** BEGIN Rows **
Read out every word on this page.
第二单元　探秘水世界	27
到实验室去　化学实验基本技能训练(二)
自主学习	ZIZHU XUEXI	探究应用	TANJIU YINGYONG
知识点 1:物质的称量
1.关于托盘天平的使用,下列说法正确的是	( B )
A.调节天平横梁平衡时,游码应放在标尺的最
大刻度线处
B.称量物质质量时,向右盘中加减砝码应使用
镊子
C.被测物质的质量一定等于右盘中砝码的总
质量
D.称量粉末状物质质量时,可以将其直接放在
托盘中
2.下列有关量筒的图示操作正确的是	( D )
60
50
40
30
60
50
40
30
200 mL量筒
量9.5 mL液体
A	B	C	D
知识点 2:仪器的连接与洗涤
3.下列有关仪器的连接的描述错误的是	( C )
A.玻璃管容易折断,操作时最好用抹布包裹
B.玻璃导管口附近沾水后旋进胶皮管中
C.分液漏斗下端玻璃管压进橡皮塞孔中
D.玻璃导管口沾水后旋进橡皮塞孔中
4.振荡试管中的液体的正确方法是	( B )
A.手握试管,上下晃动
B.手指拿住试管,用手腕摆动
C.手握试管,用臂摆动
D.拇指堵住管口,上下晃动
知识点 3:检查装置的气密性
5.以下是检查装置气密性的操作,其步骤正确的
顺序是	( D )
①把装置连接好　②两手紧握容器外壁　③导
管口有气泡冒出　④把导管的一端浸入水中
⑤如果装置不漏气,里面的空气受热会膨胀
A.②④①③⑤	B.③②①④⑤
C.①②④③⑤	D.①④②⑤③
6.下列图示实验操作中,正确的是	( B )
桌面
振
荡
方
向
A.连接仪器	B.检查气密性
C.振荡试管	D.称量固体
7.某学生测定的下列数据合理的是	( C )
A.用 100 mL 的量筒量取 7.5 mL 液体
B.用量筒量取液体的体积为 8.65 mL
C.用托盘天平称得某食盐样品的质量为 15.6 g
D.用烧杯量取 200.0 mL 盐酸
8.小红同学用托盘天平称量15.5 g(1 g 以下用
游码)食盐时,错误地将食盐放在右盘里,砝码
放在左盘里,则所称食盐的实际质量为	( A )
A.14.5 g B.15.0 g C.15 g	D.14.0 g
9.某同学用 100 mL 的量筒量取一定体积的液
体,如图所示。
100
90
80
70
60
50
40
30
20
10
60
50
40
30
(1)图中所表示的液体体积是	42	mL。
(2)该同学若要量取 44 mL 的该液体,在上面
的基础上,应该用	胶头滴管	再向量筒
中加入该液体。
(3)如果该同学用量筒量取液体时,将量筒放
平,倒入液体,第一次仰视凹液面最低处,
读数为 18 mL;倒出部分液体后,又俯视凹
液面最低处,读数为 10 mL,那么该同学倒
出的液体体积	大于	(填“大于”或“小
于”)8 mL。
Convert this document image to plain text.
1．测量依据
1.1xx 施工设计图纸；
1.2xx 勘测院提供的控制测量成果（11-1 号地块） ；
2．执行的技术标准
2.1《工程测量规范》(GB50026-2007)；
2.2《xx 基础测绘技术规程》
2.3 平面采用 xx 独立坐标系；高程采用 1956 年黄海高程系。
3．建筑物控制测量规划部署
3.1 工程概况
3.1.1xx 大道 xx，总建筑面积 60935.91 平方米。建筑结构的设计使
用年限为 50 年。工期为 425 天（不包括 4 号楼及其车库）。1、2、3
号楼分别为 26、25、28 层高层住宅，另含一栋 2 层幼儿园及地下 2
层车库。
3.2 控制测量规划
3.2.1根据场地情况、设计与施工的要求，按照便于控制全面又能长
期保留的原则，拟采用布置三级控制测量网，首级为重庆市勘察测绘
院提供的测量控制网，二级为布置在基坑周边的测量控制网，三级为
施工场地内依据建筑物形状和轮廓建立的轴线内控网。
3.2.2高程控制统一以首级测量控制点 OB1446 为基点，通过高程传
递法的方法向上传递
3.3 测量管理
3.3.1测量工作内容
** END Rows **
### Task statement:
Indicate how many lines of the material include the word "this"; the number alone is required.

### Correct output:
2